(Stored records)
/---

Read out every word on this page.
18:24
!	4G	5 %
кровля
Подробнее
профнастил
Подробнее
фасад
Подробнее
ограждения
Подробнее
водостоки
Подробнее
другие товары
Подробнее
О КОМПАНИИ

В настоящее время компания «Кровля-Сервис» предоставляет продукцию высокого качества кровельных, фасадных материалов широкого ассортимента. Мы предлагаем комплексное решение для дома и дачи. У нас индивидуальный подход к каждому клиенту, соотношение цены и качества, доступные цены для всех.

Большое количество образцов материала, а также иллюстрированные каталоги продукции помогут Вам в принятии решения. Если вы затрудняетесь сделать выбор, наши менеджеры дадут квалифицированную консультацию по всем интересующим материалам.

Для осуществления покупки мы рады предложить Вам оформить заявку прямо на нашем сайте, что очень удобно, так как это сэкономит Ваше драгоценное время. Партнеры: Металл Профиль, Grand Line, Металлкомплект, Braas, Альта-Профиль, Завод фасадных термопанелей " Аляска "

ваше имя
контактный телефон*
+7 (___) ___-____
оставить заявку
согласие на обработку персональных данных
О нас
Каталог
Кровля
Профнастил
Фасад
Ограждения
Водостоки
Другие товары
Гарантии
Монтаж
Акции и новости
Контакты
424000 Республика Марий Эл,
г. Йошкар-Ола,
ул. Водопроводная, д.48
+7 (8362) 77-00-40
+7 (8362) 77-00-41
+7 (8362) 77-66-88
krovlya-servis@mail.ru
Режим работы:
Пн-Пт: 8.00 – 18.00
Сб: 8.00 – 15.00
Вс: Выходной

\---

** What you are asked to do **
Pick out the lines containing the string "время" and show them.

** Response to this exercise **
В настоящее время компания «Кровля-Сервис» предоставляет продукцию высокого качества кровельных, фасадных материалов широкого ассортимента. Мы предлагаем комплексное решение для дома и дачи. У нас индивидуальный подход к каждому клиенту, соотношение цены и качества, доступные цены для всех.
Для осуществления покупки мы рады предложить Вам оформить заявку прямо на нашем сайте, что очень удобно, так как это сэкономит Ваше драгоценное время. Партнеры: Металл Профиль, Grand Line, Металлкомплект, Braas, Альта-Профиль, Завод фасадных термопанелей " Аляска "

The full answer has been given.